To be done
Update the lines from the first one through the line containing "y-tick-label: 3 xyxy=(26,666,34,683)", changing "Autoconsumo" to "Self-consumption" wherever it appears and leaving everything else unchanged. Return only those lines.

Element region listings:

───

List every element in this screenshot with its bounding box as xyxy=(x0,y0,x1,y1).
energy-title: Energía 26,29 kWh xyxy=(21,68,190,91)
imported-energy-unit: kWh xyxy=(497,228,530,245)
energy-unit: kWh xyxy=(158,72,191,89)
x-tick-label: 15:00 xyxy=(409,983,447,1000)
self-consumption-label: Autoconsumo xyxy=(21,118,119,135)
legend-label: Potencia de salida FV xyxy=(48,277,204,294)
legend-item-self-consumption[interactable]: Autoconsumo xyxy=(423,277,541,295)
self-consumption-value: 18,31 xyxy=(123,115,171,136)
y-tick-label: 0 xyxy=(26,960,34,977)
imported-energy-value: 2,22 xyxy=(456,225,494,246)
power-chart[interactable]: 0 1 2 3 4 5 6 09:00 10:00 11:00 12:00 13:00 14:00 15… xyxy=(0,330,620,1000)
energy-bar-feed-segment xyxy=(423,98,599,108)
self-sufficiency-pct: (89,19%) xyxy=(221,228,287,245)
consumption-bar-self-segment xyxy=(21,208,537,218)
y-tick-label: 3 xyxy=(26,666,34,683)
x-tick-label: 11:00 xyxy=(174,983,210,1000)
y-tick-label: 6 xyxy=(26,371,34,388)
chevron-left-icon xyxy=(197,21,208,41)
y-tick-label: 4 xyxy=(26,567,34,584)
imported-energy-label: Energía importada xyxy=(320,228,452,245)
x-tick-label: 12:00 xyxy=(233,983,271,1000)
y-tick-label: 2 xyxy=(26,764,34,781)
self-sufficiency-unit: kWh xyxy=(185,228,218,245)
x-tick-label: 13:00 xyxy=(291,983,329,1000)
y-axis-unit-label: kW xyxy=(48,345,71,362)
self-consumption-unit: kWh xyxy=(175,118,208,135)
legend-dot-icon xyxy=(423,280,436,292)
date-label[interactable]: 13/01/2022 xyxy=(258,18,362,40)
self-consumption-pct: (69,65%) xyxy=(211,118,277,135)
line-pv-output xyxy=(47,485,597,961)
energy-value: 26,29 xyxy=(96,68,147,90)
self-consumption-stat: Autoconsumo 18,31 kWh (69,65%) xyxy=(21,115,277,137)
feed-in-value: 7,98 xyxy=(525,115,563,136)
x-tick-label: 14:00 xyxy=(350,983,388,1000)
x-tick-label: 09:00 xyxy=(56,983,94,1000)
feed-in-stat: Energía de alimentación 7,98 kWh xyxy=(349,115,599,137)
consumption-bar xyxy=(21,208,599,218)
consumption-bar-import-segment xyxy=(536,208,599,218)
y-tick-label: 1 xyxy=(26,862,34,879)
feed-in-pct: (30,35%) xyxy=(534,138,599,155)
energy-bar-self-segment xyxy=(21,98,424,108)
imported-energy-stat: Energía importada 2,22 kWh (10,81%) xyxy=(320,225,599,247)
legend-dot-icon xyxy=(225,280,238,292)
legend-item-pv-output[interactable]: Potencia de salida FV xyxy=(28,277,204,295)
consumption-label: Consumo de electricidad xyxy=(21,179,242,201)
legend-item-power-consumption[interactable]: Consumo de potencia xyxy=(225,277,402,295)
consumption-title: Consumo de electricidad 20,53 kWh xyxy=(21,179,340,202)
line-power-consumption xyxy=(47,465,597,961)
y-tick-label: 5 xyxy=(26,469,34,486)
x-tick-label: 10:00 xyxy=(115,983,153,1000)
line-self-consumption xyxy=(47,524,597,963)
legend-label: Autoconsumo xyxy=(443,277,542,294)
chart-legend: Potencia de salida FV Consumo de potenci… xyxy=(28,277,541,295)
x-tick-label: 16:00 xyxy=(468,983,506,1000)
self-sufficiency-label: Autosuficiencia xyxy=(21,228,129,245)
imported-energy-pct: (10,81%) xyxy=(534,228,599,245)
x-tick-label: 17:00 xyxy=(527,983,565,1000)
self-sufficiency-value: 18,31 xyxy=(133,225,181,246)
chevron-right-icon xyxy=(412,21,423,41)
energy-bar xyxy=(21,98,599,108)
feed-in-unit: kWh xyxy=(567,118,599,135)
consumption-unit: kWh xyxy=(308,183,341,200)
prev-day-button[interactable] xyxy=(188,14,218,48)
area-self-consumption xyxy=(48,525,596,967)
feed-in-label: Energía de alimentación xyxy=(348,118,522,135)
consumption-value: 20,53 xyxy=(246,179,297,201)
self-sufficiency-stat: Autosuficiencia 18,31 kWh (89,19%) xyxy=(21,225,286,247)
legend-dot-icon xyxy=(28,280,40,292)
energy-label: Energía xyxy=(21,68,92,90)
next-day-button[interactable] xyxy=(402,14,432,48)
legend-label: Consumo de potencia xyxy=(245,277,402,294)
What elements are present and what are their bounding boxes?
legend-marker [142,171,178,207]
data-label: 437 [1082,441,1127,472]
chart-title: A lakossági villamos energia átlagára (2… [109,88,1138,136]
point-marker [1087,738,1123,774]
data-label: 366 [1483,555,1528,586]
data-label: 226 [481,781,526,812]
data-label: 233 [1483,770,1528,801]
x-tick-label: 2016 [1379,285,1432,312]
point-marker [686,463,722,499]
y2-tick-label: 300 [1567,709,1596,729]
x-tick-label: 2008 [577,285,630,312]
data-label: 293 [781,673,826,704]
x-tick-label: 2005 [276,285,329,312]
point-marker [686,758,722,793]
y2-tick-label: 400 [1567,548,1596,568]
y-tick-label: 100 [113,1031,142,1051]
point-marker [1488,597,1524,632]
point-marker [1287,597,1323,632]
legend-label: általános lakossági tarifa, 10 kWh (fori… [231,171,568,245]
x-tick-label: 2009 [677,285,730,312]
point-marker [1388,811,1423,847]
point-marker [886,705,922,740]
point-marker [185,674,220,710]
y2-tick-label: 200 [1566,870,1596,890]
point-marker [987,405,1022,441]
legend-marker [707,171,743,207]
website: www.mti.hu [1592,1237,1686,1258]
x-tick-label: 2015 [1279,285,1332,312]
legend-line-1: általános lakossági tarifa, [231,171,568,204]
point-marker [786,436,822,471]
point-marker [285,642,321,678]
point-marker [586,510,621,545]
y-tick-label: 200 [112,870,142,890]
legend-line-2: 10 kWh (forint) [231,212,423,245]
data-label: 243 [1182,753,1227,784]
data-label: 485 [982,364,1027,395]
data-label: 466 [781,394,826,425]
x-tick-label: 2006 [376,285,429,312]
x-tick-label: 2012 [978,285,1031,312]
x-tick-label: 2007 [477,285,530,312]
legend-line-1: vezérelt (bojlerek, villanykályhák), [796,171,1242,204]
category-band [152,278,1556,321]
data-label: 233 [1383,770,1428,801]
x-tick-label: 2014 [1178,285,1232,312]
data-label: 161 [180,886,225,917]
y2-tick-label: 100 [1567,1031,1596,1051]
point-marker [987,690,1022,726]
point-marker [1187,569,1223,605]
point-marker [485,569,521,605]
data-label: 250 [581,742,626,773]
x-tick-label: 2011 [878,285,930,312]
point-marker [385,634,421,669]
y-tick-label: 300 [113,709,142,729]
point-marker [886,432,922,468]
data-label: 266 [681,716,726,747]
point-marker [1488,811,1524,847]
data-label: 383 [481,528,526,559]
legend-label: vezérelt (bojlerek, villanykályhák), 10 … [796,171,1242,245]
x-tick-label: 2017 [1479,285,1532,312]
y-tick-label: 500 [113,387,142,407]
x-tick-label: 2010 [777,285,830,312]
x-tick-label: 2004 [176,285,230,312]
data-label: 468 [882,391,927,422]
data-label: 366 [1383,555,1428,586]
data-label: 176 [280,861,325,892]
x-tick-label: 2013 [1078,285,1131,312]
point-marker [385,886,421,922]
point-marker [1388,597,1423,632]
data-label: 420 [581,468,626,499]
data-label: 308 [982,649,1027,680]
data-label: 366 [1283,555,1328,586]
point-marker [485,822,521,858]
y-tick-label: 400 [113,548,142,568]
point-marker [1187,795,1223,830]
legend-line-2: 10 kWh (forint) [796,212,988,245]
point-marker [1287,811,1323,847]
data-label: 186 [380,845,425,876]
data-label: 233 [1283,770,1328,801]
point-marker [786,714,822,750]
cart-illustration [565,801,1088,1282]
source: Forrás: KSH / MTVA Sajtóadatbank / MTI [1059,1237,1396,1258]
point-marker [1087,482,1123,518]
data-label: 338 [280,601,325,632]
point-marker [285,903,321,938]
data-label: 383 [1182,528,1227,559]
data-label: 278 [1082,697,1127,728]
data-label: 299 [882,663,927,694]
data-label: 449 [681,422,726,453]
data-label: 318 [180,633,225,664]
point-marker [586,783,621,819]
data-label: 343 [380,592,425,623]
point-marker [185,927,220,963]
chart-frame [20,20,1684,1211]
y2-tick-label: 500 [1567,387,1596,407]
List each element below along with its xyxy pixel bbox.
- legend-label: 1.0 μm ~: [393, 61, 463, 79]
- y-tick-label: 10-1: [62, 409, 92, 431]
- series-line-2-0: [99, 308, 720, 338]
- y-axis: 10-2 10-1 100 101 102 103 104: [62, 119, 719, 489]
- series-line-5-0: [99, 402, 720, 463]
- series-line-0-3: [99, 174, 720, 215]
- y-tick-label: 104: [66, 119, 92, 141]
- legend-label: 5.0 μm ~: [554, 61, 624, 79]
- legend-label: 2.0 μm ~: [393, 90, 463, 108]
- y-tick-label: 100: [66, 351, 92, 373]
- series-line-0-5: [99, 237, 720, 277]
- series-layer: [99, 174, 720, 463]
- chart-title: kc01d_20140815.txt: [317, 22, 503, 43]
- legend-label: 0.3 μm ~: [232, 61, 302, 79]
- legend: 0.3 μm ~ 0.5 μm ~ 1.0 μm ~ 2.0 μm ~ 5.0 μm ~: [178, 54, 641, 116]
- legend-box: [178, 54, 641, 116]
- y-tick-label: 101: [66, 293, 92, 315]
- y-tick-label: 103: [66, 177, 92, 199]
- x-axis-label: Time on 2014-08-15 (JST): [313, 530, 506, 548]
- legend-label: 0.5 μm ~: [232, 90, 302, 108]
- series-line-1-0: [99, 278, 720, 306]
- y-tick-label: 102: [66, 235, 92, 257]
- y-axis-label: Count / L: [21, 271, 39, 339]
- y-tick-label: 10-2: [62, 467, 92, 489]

───

Response to the exercise
List every element in this screenshot with its bounding box as xyxy=(x0,y0,x1,y1).
energy-title: Energía 26,29 kWh xyxy=(21,68,190,91)
imported-energy-unit: kWh xyxy=(497,228,530,245)
energy-unit: kWh xyxy=(158,72,191,89)
x-tick-label: 15:00 xyxy=(409,983,447,1000)
self-consumption-label: Self-consumption xyxy=(21,118,119,135)
legend-label: Potencia de salida FV xyxy=(48,277,204,294)
legend-item-self-consumption[interactable]: Self-consumption xyxy=(423,277,541,295)
self-consumption-value: 18,31 xyxy=(123,115,171,136)
y-tick-label: 0 xyxy=(26,960,34,977)
imported-energy-value: 2,22 xyxy=(456,225,494,246)
power-chart[interactable]: 0 1 2 3 4 5 6 09:00 10:00 11:00 12:00 13:00 14:00 15… xyxy=(0,330,620,1000)
energy-bar-feed-segment xyxy=(423,98,599,108)
self-sufficiency-pct: (89,19%) xyxy=(221,228,287,245)
consumption-bar-self-segment xyxy=(21,208,537,218)
y-tick-label: 3 xyxy=(26,666,34,683)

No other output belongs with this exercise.